THE TASK ▸ Check every line below for the word "motivation" and copy the ones that have it.

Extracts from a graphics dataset
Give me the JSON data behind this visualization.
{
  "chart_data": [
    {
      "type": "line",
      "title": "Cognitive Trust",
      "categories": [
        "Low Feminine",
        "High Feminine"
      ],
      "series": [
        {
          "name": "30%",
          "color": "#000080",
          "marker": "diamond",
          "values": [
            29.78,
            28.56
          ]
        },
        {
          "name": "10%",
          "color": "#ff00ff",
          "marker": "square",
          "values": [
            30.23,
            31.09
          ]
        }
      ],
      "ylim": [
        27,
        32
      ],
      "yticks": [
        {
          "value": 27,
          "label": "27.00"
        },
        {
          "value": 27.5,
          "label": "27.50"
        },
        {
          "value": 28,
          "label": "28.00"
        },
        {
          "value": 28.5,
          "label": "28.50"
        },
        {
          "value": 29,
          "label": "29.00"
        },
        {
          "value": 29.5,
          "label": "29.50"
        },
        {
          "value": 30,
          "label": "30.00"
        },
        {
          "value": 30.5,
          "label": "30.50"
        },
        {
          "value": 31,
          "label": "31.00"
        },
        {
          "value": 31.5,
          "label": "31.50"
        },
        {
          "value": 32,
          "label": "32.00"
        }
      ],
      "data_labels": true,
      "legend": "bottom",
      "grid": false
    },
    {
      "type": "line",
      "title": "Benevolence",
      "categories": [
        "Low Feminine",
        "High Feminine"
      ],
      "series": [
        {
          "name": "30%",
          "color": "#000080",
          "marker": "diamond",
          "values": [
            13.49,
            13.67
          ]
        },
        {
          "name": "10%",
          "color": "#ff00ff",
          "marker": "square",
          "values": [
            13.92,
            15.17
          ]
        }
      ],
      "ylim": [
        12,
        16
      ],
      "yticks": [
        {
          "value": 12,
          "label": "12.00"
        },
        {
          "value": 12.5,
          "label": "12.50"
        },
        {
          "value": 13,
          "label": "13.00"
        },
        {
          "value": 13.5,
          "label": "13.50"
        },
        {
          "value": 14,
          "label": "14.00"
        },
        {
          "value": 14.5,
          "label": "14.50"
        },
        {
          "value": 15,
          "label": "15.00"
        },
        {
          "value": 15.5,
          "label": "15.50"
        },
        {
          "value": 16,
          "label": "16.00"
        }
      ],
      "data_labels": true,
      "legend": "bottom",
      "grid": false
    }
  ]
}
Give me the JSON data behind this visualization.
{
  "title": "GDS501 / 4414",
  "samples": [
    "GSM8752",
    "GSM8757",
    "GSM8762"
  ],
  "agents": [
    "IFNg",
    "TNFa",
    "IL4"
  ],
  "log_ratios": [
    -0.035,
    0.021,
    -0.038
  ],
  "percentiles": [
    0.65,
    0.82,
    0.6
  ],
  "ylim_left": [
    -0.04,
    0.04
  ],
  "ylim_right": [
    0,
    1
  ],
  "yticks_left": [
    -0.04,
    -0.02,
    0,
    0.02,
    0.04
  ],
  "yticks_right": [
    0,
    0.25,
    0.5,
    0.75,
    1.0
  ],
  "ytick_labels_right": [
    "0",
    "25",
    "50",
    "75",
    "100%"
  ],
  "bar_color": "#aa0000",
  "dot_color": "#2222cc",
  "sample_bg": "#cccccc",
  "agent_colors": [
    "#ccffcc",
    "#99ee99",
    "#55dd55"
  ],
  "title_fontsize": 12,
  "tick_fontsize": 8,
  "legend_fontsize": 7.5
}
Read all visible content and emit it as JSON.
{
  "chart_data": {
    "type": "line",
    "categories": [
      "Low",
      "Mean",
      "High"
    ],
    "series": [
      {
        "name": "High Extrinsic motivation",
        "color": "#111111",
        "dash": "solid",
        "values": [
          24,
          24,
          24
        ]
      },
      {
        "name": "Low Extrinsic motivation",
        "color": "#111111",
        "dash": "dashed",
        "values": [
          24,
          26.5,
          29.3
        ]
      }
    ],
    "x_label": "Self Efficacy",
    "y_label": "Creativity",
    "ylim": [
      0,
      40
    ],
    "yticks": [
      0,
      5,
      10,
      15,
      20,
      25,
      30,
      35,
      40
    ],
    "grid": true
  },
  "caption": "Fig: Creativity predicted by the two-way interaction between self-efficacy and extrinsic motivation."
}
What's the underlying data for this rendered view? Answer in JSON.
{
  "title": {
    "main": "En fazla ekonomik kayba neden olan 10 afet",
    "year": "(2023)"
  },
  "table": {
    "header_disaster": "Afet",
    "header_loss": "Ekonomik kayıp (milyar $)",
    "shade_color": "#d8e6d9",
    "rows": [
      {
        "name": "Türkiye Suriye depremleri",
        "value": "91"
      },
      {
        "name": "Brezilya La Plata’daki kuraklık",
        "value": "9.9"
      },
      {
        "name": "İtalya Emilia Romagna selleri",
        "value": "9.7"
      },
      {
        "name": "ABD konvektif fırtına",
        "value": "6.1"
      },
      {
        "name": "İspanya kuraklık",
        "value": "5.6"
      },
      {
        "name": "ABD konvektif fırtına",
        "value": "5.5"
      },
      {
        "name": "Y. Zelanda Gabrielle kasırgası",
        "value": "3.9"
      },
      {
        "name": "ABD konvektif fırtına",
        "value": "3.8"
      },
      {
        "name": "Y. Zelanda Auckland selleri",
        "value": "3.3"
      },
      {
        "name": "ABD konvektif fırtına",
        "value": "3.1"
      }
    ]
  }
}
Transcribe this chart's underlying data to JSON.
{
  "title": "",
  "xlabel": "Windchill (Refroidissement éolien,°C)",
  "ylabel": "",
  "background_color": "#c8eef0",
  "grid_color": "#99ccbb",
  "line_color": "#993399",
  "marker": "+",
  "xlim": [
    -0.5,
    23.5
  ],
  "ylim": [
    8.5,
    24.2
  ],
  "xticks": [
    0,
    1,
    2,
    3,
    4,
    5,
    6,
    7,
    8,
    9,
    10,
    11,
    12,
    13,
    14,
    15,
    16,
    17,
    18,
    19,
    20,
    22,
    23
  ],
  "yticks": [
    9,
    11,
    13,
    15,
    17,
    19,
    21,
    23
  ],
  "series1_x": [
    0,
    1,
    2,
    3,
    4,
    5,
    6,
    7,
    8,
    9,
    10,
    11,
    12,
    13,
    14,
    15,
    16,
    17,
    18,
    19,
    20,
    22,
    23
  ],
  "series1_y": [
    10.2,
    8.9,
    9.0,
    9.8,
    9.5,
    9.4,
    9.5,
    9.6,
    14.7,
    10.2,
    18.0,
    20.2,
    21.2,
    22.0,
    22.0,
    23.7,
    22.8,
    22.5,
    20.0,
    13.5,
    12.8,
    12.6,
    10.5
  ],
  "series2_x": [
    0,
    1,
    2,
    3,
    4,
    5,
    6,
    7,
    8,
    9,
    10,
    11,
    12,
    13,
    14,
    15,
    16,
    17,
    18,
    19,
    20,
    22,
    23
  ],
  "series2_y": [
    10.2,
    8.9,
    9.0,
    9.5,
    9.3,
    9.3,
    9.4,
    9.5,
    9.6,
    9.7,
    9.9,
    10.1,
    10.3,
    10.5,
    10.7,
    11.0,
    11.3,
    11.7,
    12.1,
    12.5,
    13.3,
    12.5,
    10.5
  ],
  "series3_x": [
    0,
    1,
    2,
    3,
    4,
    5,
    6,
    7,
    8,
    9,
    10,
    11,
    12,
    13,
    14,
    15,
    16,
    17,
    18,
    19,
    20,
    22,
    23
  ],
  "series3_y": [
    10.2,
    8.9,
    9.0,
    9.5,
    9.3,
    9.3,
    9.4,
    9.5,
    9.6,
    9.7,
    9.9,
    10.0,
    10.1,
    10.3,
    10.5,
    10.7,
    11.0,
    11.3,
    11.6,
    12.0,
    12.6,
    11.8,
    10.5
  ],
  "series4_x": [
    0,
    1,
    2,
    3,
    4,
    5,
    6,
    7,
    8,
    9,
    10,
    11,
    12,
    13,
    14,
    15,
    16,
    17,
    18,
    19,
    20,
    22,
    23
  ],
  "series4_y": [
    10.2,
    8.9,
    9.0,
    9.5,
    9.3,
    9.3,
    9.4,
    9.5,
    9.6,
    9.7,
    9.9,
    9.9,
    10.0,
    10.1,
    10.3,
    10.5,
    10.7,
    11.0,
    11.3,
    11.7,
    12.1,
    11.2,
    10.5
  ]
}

SOLUTION FOR THIS PROBLEM ▸
        "name": "High Extrinsic motivation",
        "name": "Low Extrinsic motivation",
  "caption": "Fig: Creativity predicted by the two-way interaction between self-efficacy and extrinsic motivation."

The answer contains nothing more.